> Your goal
Every entry below should be printed exactly, without its images.

+++ Data supplied +++

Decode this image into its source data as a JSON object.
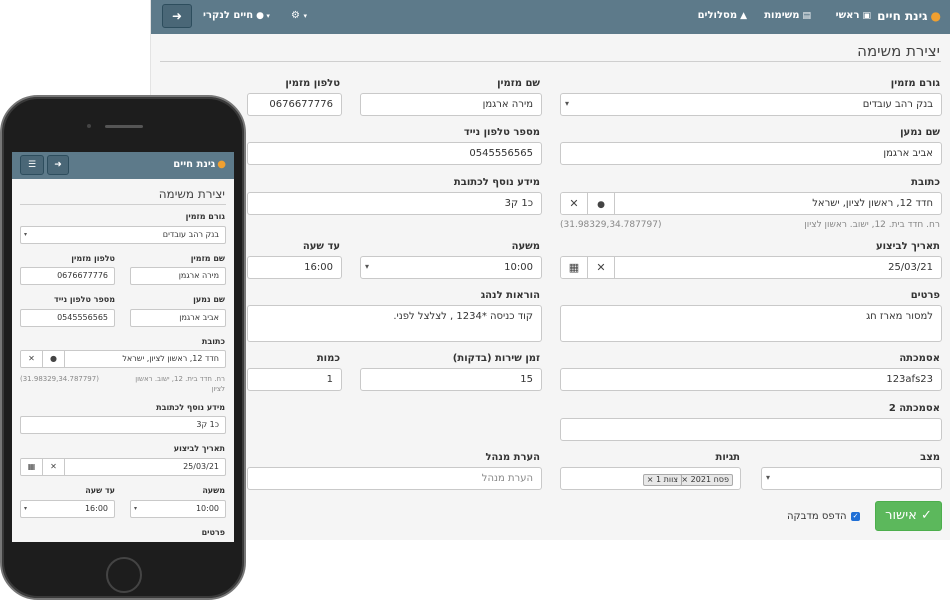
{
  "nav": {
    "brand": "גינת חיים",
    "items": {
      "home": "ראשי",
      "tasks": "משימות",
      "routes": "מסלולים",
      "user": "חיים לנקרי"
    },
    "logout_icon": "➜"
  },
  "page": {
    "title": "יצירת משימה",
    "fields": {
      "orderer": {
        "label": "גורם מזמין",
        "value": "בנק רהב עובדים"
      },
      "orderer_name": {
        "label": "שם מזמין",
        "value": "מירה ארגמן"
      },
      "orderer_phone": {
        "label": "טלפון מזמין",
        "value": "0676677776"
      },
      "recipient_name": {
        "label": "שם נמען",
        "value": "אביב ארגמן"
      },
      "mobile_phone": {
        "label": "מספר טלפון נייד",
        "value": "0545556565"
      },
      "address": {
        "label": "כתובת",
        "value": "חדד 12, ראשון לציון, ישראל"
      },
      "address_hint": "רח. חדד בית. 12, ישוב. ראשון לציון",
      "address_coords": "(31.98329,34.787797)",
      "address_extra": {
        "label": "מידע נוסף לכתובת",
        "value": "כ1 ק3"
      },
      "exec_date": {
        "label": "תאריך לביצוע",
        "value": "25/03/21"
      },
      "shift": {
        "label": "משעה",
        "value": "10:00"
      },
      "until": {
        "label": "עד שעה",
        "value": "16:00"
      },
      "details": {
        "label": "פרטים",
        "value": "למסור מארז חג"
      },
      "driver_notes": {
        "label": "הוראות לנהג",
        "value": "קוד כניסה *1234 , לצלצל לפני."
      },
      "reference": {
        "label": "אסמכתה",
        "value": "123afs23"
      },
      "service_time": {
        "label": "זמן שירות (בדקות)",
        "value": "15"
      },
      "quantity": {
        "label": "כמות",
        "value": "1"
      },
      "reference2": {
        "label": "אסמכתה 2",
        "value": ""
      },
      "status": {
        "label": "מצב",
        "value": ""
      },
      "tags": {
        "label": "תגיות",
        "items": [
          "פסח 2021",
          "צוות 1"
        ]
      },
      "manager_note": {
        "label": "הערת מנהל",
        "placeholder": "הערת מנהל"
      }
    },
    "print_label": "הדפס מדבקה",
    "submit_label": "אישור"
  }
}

+++

> Output of the task
Decode this image into its source data as a JSON object.
{
  "nav": {
    "brand": "גינת חיים",
    "items": {
      "home": "ראשי",
      "tasks": "משימות",
      "routes": "מסלולים",
      "user": "חיים לנקרי"
    },
    "logout_icon": "➜"
  },
  "page": {
    "title": "יצירת משימה",
    "fields": {
      "orderer": {
        "label": "גורם מזמין",
        "value": "בנק רהב עובדים"
      },
      "orderer_name": {
        "label": "שם מזמין",
        "value": "מירה ארגמן"
      },
      "orderer_phone": {
        "label": "טלפון מזמין",
        "value": "0676677776"
      },
      "recipient_name": {
        "label": "שם נמען",
        "value": "אביב ארגמן"
      },
      "mobile_phone": {
        "label": "מספר טלפון נייד",
        "value": "0545556565"
      },
      "address": {
        "label": "כתובת",
        "value": "חדד 12, ראשון לציון, ישראל"
      },
      "address_hint": "רח. חדד בית. 12, ישוב. ראשון לציון",
      "address_coords": "(31.98329,34.787797)",
      "address_extra": {
        "label": "מידע נוסף לכתובת",
        "value": "כ1 ק3"
      },
      "exec_date": {
        "label": "תאריך לביצוע",
        "value": "25/03/21"
      },
      "shift": {
        "label": "משעה",
        "value": "10:00"
      },
      "until": {
        "label": "עד שעה",
        "value": "16:00"
      },
      "details": {
        "label": "פרטים",
        "value": "למסור מארז חג"
      },
      "driver_notes": {
        "label": "הוראות לנהג",
        "value": "קוד כניסה *1234 , לצלצל לפני."
      },
      "reference": {
        "label": "אסמכתה",
        "value": "123afs23"
      },
      "service_time": {
        "label": "זמן שירות (בדקות)",
        "value": "15"
      },
      "quantity": {
        "label": "כמות",
        "value": "1"
      },
      "reference2": {
        "label": "אסמכתה 2",
        "value": ""
      },
      "status": {
        "label": "מצב",
        "value": ""
      },
      "tags": {
        "label": "תגיות",
        "items": [
          "פסח 2021",
          "צוות 1"
        ]
      },
      "manager_note": {
        "label": "הערת מנהל",
        "placeholder": "הערת מנהל"
      }
    },
    "print_label": "הדפס מדבקה",
    "submit_label": "אישור"
  }
}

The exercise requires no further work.